Stored records:
_ _ _ _ _

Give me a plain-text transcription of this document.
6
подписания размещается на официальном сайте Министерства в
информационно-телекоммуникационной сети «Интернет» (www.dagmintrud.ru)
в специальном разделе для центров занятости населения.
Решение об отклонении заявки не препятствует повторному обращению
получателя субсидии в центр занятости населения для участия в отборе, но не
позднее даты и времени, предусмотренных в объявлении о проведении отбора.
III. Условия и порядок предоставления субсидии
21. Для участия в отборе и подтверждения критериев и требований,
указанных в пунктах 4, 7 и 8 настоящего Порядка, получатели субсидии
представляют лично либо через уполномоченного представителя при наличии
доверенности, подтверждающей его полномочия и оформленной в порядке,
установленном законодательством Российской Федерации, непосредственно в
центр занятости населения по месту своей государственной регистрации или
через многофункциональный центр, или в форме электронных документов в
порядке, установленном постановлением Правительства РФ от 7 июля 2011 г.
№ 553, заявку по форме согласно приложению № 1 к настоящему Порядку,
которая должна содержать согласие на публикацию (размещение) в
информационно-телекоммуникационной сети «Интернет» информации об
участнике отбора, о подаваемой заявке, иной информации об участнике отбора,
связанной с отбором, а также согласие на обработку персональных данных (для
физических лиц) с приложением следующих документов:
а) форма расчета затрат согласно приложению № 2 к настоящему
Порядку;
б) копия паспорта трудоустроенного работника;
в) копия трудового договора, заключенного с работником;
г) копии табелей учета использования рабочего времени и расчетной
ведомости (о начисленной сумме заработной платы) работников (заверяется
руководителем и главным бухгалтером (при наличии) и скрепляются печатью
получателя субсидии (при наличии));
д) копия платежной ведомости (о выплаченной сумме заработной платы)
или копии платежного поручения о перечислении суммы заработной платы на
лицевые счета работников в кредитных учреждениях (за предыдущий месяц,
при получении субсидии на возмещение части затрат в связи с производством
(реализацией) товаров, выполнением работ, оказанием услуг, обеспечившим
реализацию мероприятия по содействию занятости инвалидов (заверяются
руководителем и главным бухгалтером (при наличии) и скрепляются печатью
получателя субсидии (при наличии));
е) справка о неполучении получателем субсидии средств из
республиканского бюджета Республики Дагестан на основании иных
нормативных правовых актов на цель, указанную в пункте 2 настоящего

_ _ _ _ _

Exercise description>
Above are some records; repeat all of them exactly.

Finished task>
Give me a plain-text transcription of this document.
6
подписания размещается на официальном сайте Министерства в
информационно-телекоммуникационной сети «Интернет» (www.dagmintrud.ru)
в специальном разделе для центров занятости населения.
Решение об отклонении заявки не препятствует повторному обращению
получателя субсидии в центр занятости населения для участия в отборе, но не
позднее даты и времени, предусмотренных в объявлении о проведении отбора.
III. Условия и порядок предоставления субсидии
21. Для участия в отборе и подтверждения критериев и требований,
указанных в пунктах 4, 7 и 8 настоящего Порядка, получатели субсидии
представляют лично либо через уполномоченного представителя при наличии
доверенности, подтверждающей его полномочия и оформленной в порядке,
установленном законодательством Российской Федерации, непосредственно в
центр занятости населения по месту своей государственной регистрации или
через многофункциональный центр, или в форме электронных документов в
порядке, установленном постановлением Правительства РФ от 7 июля 2011 г.
№ 553, заявку по форме согласно приложению № 1 к настоящему Порядку,
которая должна содержать согласие на публикацию (размещение) в
информационно-телекоммуникационной сети «Интернет» информации об
участнике отбора, о подаваемой заявке, иной информации об участнике отбора,
связанной с отбором, а также согласие на обработку персональных данных (для
физических лиц) с приложением следующих документов:
а) форма расчета затрат согласно приложению № 2 к настоящему
Порядку;
б) копия паспорта трудоустроенного работника;
в) копия трудового договора, заключенного с работником;
г) копии табелей учета использования рабочего времени и расчетной
ведомости (о начисленной сумме заработной платы) работников (заверяется
руководителем и главным бухгалтером (при наличии) и скрепляются печатью
получателя субсидии (при наличии));
д) копия платежной ведомости (о выплаченной сумме заработной платы)
или копии платежного поручения о перечислении суммы заработной платы на
лицевые счета работников в кредитных учреждениях (за предыдущий месяц,
при получении субсидии на возмещение части затрат в связи с производством
(реализацией) товаров, выполнением работ, оказанием услуг, обеспечившим
реализацию мероприятия по содействию занятости инвалидов (заверяются
руководителем и главным бухгалтером (при наличии) и скрепляются печатью
получателя субсидии (при наличии));
е) справка о неполучении получателем субсидии средств из
республиканского бюджета Республики Дагестан на основании иных
нормативных правовых актов на цель, указанную в пункте 2 настоящего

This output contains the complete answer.